### [JOB]
Without the pictures, write out all the lines below exactly as they appear.

Stored records
** Start **
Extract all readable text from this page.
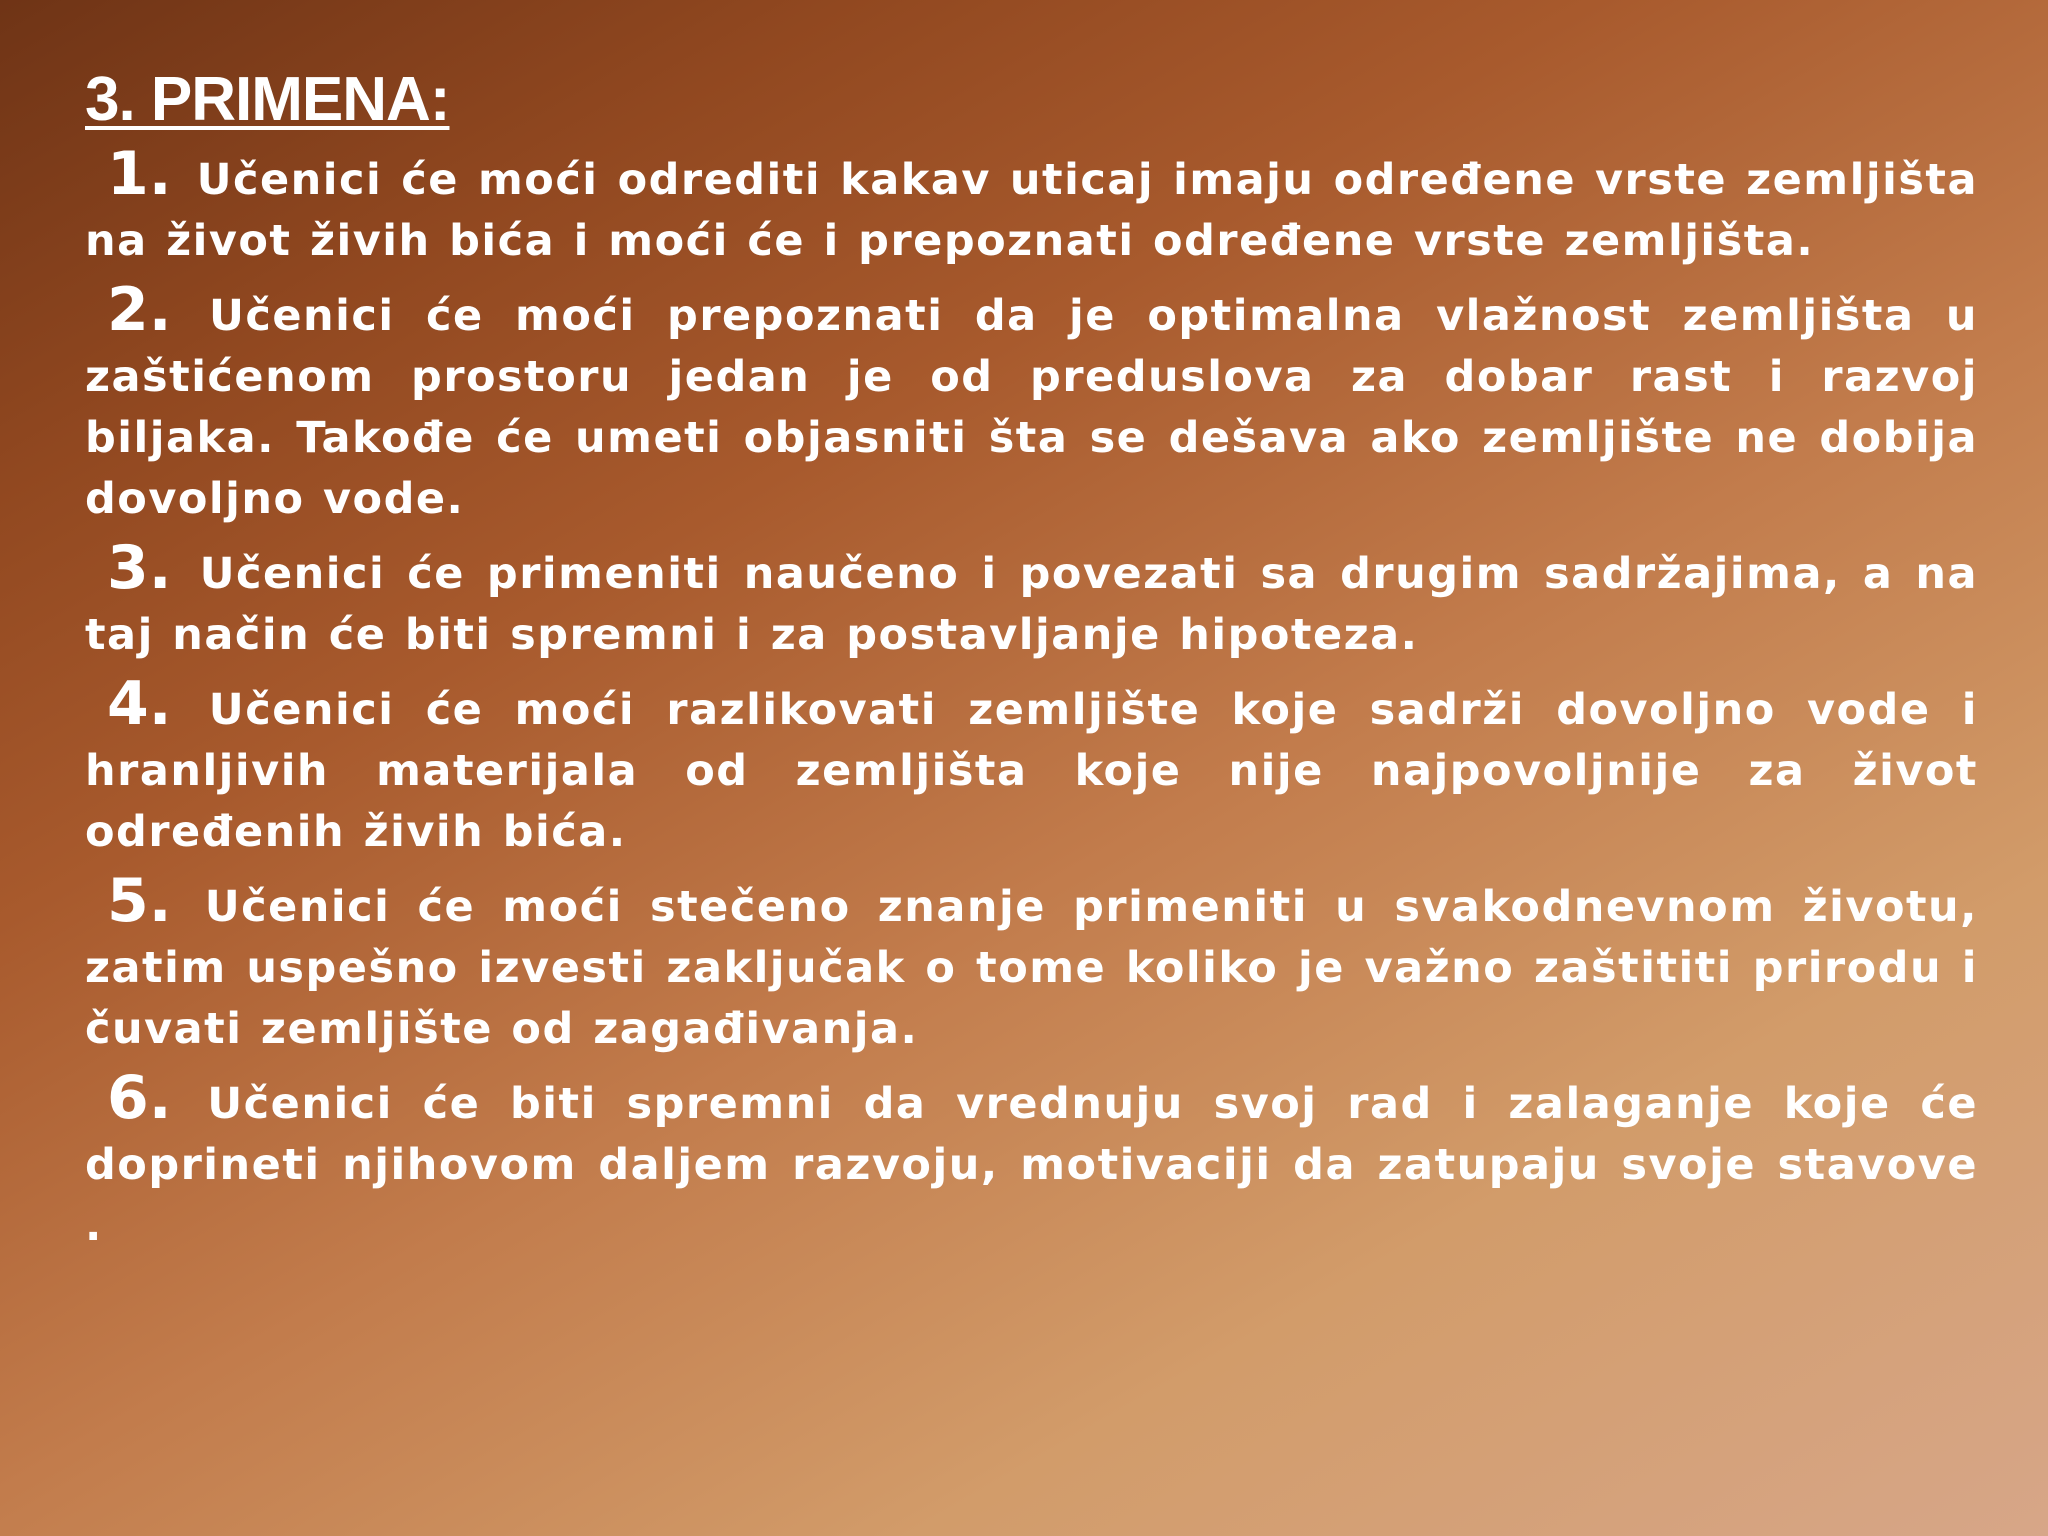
3. PRIMENA:

1. Učenici će moći odrediti kakav uticaj imaju određene vrste zemljišta na život živih bića i moći će i prepoznati određene vrste zemljišta.

2. Učenici će moći prepoznati da je optimalna vlažnost zemljišta u zaštićenom prostoru jedan je od preduslova za dobar rast i razvoj biljaka. Takođe će umeti objasniti šta se dešava ako zemljište ne dobija dovoljno vode.

3. Učenici će primeniti naučeno i povezati sa drugim sadržajima, a na taj način će biti spremni i za postavljanje hipoteza.

4. Učenici će moći razlikovati zemljište koje sadrži dovoljno vode i hranljivih materijala od zemljišta koje nije najpovoljnije za život određenih živih bića.

5. Učenici će moći stečeno znanje primeniti u svakodnevnom životu, zatim uspešno izvesti zaključak o tome koliko je važno zaštititi prirodu i čuvati zemljište od zagađivanja.

6. Učenici će biti spremni da vrednuju svoj rad i zalaganje koje će doprineti njihovom daljem razvoju, motivaciji da zatupaju svoje stavove .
** End **
### [FULL SOLUTION]
Extract all readable text from this page.
3. PRIMENA:

1. Učenici će moći odrediti kakav uticaj imaju određene vrste zemljišta na život živih bića i moći će i prepoznati određene vrste zemljišta.

2. Učenici će moći prepoznati da je optimalna vlažnost zemljišta u zaštićenom prostoru jedan je od preduslova za dobar rast i razvoj biljaka. Takođe će umeti objasniti šta se dešava ako zemljište ne dobija dovoljno vode.

3. Učenici će primeniti naučeno i povezati sa drugim sadržajima, a na taj način će biti spremni i za postavljanje hipoteza.

4. Učenici će moći razlikovati zemljište koje sadrži dovoljno vode i hranljivih materijala od zemljišta koje nije najpovoljnije za život određenih živih bića.

5. Učenici će moći stečeno znanje primeniti u svakodnevnom životu, zatim uspešno izvesti zaključak o tome koliko je važno zaštititi prirodu i čuvati zemljište od zagađivanja.

6. Učenici će biti spremni da vrednuju svoj rad i zalaganje koje će doprineti njihovom daljem razvoju, motivaciji da zatupaju svoje stavove .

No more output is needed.